---- GIVEN DATA

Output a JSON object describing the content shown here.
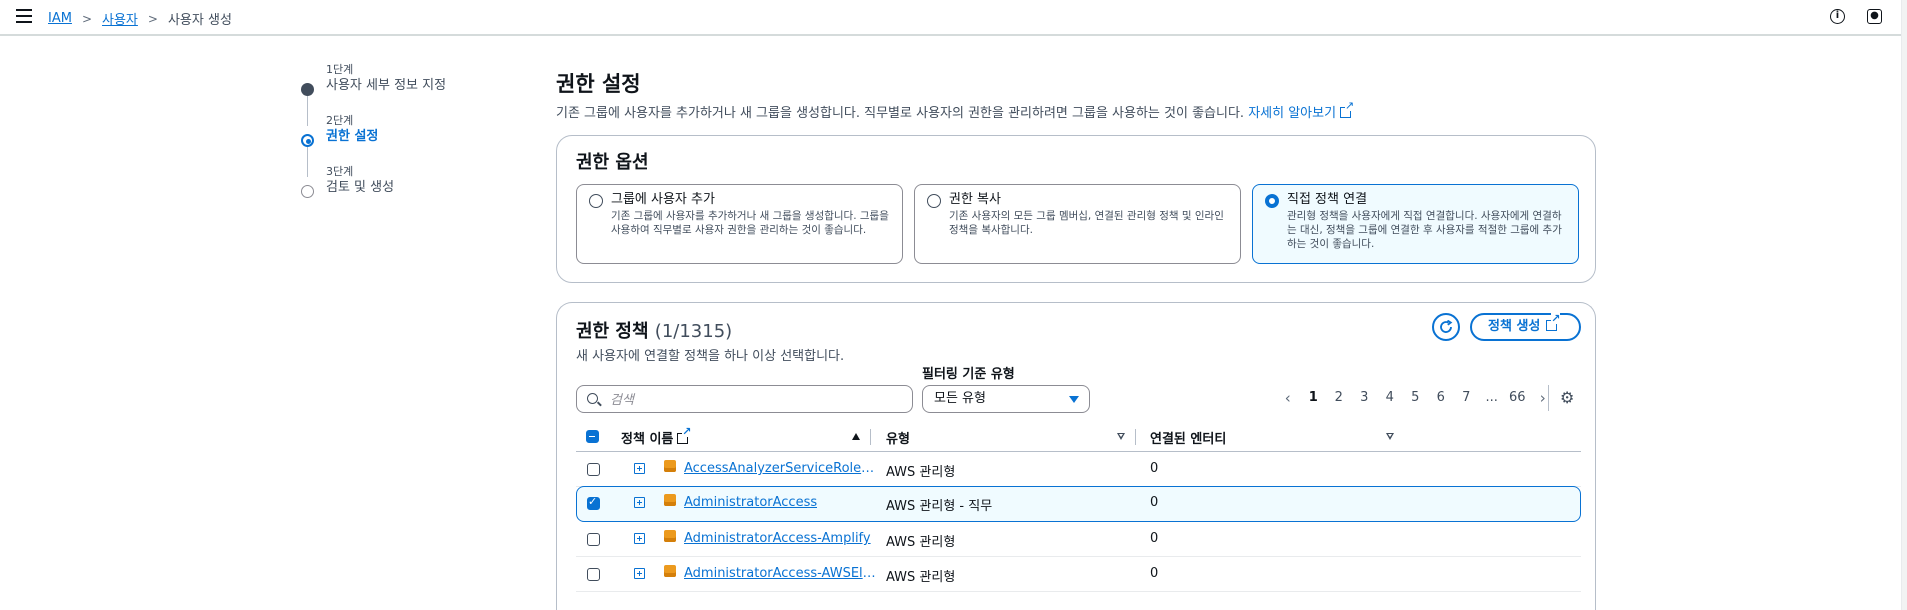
{
  "breadcrumb": {
    "root": "IAM",
    "users": "사용자",
    "current": "사용자 생성"
  },
  "steps": [
    {
      "num": "1단계",
      "label": "사용자 세부 정보 지정",
      "state": "done"
    },
    {
      "num": "2단계",
      "label": "권한 설정",
      "state": "active"
    },
    {
      "num": "3단계",
      "label": "검토 및 생성",
      "state": "todo"
    }
  ],
  "header": {
    "title": "권한 설정",
    "description": "기존 그룹에 사용자를 추가하거나 새 그룹을 생성합니다. 직무별로 사용자의 권한을 관리하려면 그룹을 사용하는 것이 좋습니다.",
    "learn_more": "자세히 알아보기"
  },
  "options": {
    "title": "권한 옵션",
    "tiles": [
      {
        "title": "그룹에 사용자 추가",
        "desc": "기존 그룹에 사용자를 추가하거나 새 그룹을 생성합니다. 그룹을 사용하여 직무별로 사용자 권한을 관리하는 것이 좋습니다.",
        "selected": false
      },
      {
        "title": "권한 복사",
        "desc": "기존 사용자의 모든 그룹 멤버십, 연결된 관리형 정책 및 인라인 정책을 복사합니다.",
        "selected": false
      },
      {
        "title": "직접 정책 연결",
        "desc": "관리형 정책을 사용자에게 직접 연결합니다. 사용자에게 연결하는 대신, 정책을 그룹에 연결한 후 사용자를 적절한 그룹에 추가하는 것이 좋습니다.",
        "selected": true
      }
    ]
  },
  "policies": {
    "title": "권한 정책",
    "count": "(1/1315)",
    "description": "새 사용자에 연결할 정책을 하나 이상 선택합니다.",
    "create_button": "정책 생성",
    "filter_label": "필터링 기준 유형",
    "search_placeholder": "검색",
    "filter_value": "모든 유형",
    "pages": [
      "1",
      "2",
      "3",
      "4",
      "5",
      "6",
      "7",
      "...",
      "66"
    ],
    "columns": {
      "name": "정책 이름",
      "type": "유형",
      "entities": "연결된 엔터티"
    },
    "rows": [
      {
        "name": "AccessAnalyzerServiceRolePolicy",
        "type": "AWS 관리형",
        "entities": "0",
        "checked": false
      },
      {
        "name": "AdministratorAccess",
        "type": "AWS 관리형 - 직무",
        "entities": "0",
        "checked": true
      },
      {
        "name": "AdministratorAccess-Amplify",
        "type": "AWS 관리형",
        "entities": "0",
        "checked": false
      },
      {
        "name": "AdministratorAccess-AWSElasticBeanstalk",
        "type": "AWS 관리형",
        "entities": "0",
        "checked": false
      }
    ]
  },
  "colors": {
    "accent": "#0972d3",
    "selected_bg": "#f0fbff",
    "aws_orange": "#ec9a1e"
  }
}
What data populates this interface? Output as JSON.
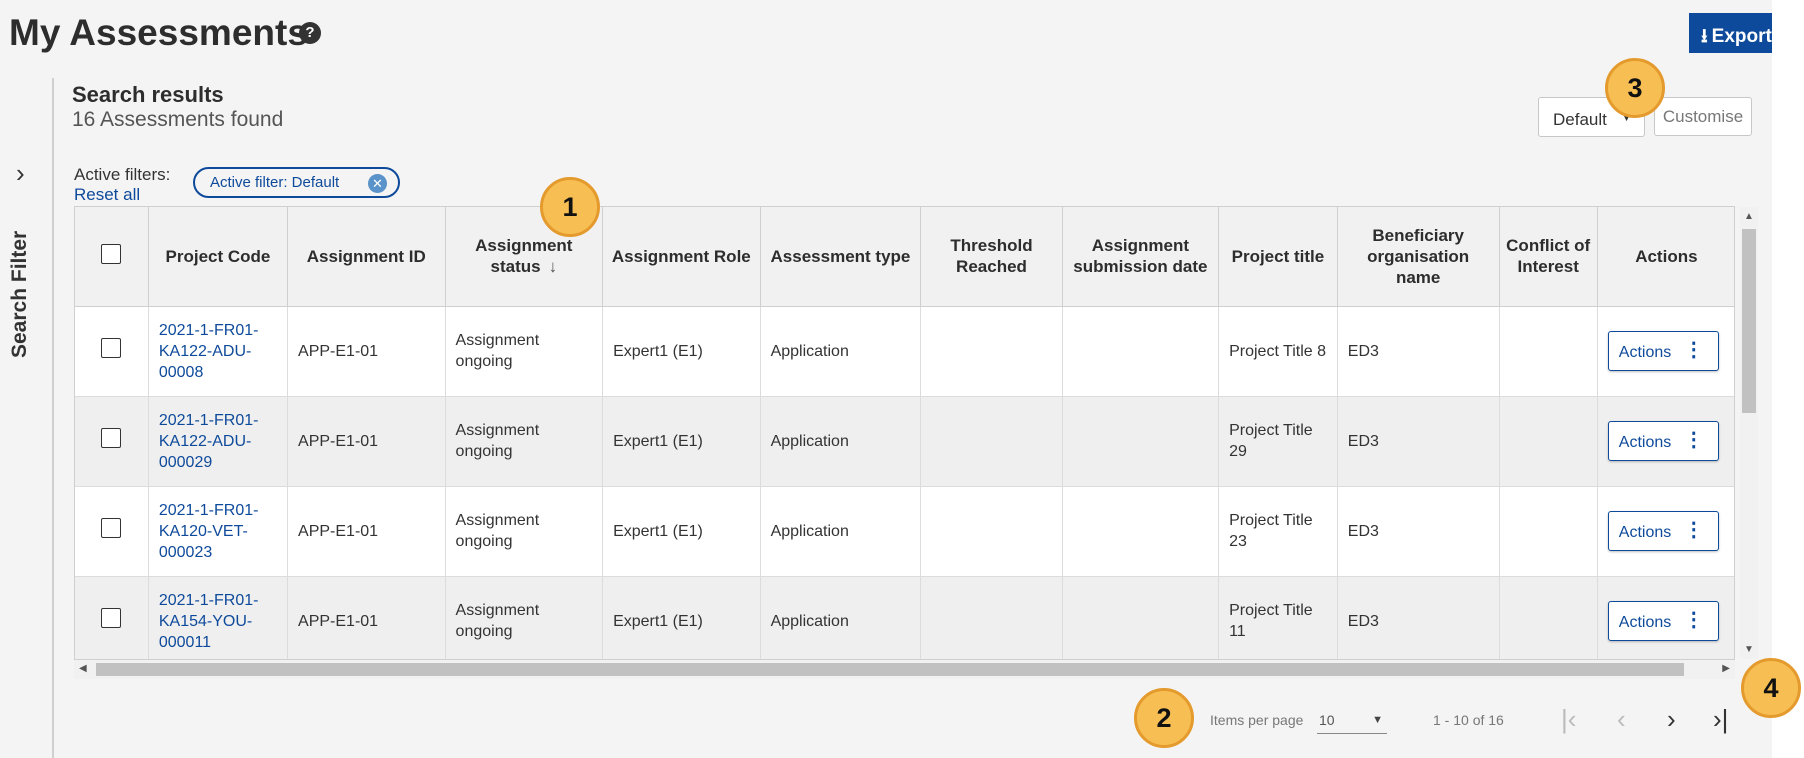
{
  "page": {
    "title": "My Assessments",
    "help_icon": "?",
    "export_label": "Export"
  },
  "filter_rail": {
    "label": "Search Filter",
    "toggle_icon": "›"
  },
  "results": {
    "title": "Search results",
    "count_text": "16 Assessments found"
  },
  "filters": {
    "active_label": "Active filters:",
    "reset_label": "Reset all",
    "chip_label": "Active filter: Default"
  },
  "view": {
    "selected": "Default",
    "customise_label": "Customise"
  },
  "table": {
    "headers": {
      "project_code": "Project Code",
      "assignment_id": "Assignment ID",
      "assignment_status": "Assignment status",
      "assignment_role": "Assignment Role",
      "assessment_type": "Assessment type",
      "threshold_reached": "Threshold Reached",
      "submission_date": "Assignment submission date",
      "project_title": "Project title",
      "beneficiary": "Beneficiary organisation name",
      "conflict": "Conflict of Interest",
      "actions": "Actions"
    },
    "rows": [
      {
        "project_code": "2021-1-FR01-KA122-ADU-00008",
        "assignment_id": "APP-E1-01",
        "status": "Assignment ongoing",
        "role": "Expert1 (E1)",
        "type": "Application",
        "threshold": "",
        "submission_date": "",
        "project_title": "Project Title 8",
        "beneficiary": "ED3",
        "conflict": "",
        "action_label": "Actions"
      },
      {
        "project_code": "2021-1-FR01-KA122-ADU-000029",
        "assignment_id": "APP-E1-01",
        "status": "Assignment ongoing",
        "role": "Expert1 (E1)",
        "type": "Application",
        "threshold": "",
        "submission_date": "",
        "project_title": "Project Title 29",
        "beneficiary": "ED3",
        "conflict": "",
        "action_label": "Actions"
      },
      {
        "project_code": "2021-1-FR01-KA120-VET-000023",
        "assignment_id": "APP-E1-01",
        "status": "Assignment ongoing",
        "role": "Expert1 (E1)",
        "type": "Application",
        "threshold": "",
        "submission_date": "",
        "project_title": "Project Title 23",
        "beneficiary": "ED3",
        "conflict": "",
        "action_label": "Actions"
      },
      {
        "project_code": "2021-1-FR01-KA154-YOU-000011",
        "assignment_id": "APP-E1-01",
        "status": "Assignment ongoing",
        "role": "Expert1 (E1)",
        "type": "Application",
        "threshold": "",
        "submission_date": "",
        "project_title": "Project Title 11",
        "beneficiary": "ED3",
        "conflict": "",
        "action_label": "Actions"
      }
    ]
  },
  "pagination": {
    "items_per_page_label": "Items per page",
    "items_per_page_value": "10",
    "range_text": "1 - 10 of 16",
    "first_icon": "|‹",
    "prev_icon": "‹",
    "next_icon": "›",
    "last_icon": "›|"
  },
  "callouts": [
    "1",
    "2",
    "3",
    "4"
  ],
  "colors": {
    "brand_blue": "#0e4a9b",
    "callout_fill": "#f7bf53",
    "callout_border": "#e49a2c"
  }
}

--------

→ **STATED TASK**
Identify the lines in the entries that hold "사용자의" and return each one.

→ **RESPONSE**
    "description": "기존 그룹에 사용자를 추가하거나 새 그룹을 생성합니다. 직무별로 사용자의 권한을 관리하려면 그룹을 사용하는 것이 좋습니다.",
        "desc": "기존 사용자의 모든 그룹 멤버십, 연결된 관리형 정책 및 인라인 정책을 복사합니다.",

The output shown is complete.